> [Exercise goal]:
Please find the lines in the entries below that contain the word "label", and copy each one.

Exercise input section start

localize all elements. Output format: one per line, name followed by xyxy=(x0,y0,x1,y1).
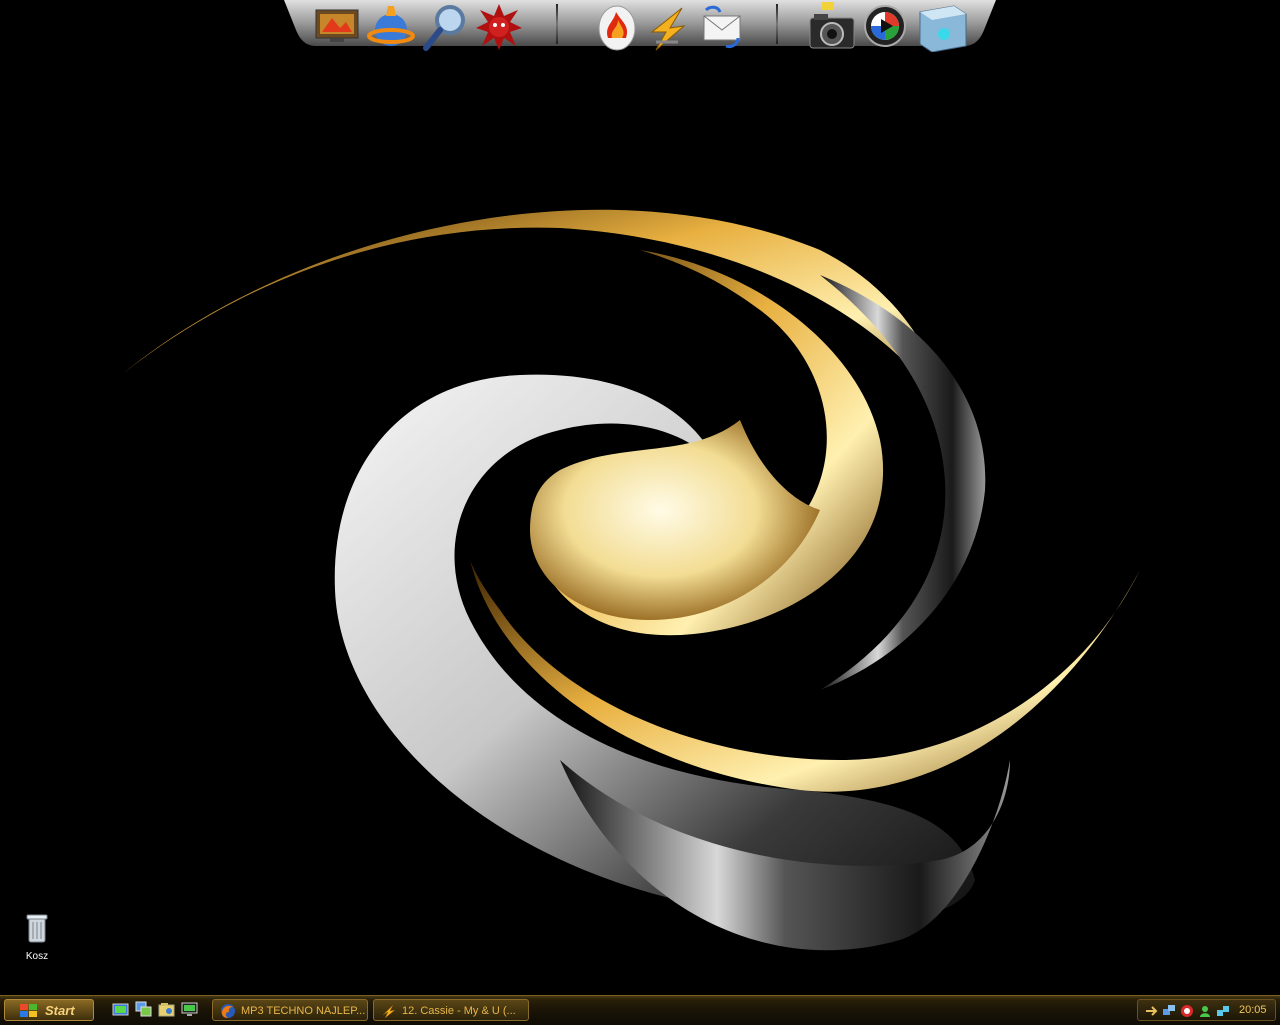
desktop-icon-recycle-bin[interactable]: Kosz xyxy=(14,912,60,968)
globe-rocket-icon[interactable] xyxy=(366,2,416,52)
desktop-icon-label: Kosz xyxy=(25,951,49,962)
display-icon[interactable] xyxy=(181,1001,198,1018)
mail-sync-icon[interactable] xyxy=(696,2,746,52)
fire-egg-icon[interactable] xyxy=(592,2,642,52)
clock[interactable]: 20:05 xyxy=(1239,1004,1267,1016)
start-button[interactable]: Start xyxy=(4,999,94,1021)
task-label: 12. Cassie - My & U (... xyxy=(402,1005,516,1017)
task-button-winamp[interactable]: 12. Cassie - My & U (... xyxy=(373,999,529,1021)
explorer-icon[interactable] xyxy=(158,1001,175,1018)
firefox-icon xyxy=(221,1004,235,1018)
network-icon[interactable] xyxy=(1162,1004,1176,1018)
application-dock xyxy=(284,0,996,53)
task-label: MP3 TECHNO NAJLEP... xyxy=(241,1005,366,1017)
camera-icon[interactable] xyxy=(806,2,856,52)
winamp-icon xyxy=(382,1004,396,1019)
show-desktop-icon[interactable] xyxy=(112,1001,129,1018)
screen-cube-icon[interactable] xyxy=(914,2,967,53)
window-switch-icon[interactable] xyxy=(135,1001,152,1018)
lightning-app-icon[interactable] xyxy=(642,2,692,52)
taskbar: Start MP3 TECHNO NAJLEP... 12. Cassie - … xyxy=(0,995,1280,1025)
windows-logo-icon xyxy=(20,1004,37,1017)
recycle-bin-icon xyxy=(26,914,48,943)
desktop-picture-icon[interactable] xyxy=(312,2,362,52)
red-virus-icon[interactable] xyxy=(474,2,524,52)
messenger-icon[interactable] xyxy=(1198,1004,1212,1018)
magnifier-icon[interactable] xyxy=(420,2,470,52)
start-label: Start xyxy=(45,1003,75,1018)
system-tray: 20:05 xyxy=(1137,999,1276,1021)
connection-icon[interactable] xyxy=(1216,1004,1230,1018)
arrow-icon[interactable] xyxy=(1144,1004,1158,1018)
media-player-icon[interactable] xyxy=(860,2,910,52)
desktop[interactable]: Kosz xyxy=(0,0,1280,995)
swirl-wallpaper xyxy=(125,209,1140,951)
antivirus-icon[interactable] xyxy=(1180,1004,1194,1018)
task-button-firefox[interactable]: MP3 TECHNO NAJLEP... xyxy=(212,999,368,1021)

Exercise input section end

> [Answer space]:
desktop-icon-label: Kosz xyxy=(25,951,49,962)
task-label: 12. Cassie - My & U (... xyxy=(402,1005,516,1017)
task-label: MP3 TECHNO NAJLEP... xyxy=(241,1005,366,1017)
start-label: Start xyxy=(45,1003,75,1018)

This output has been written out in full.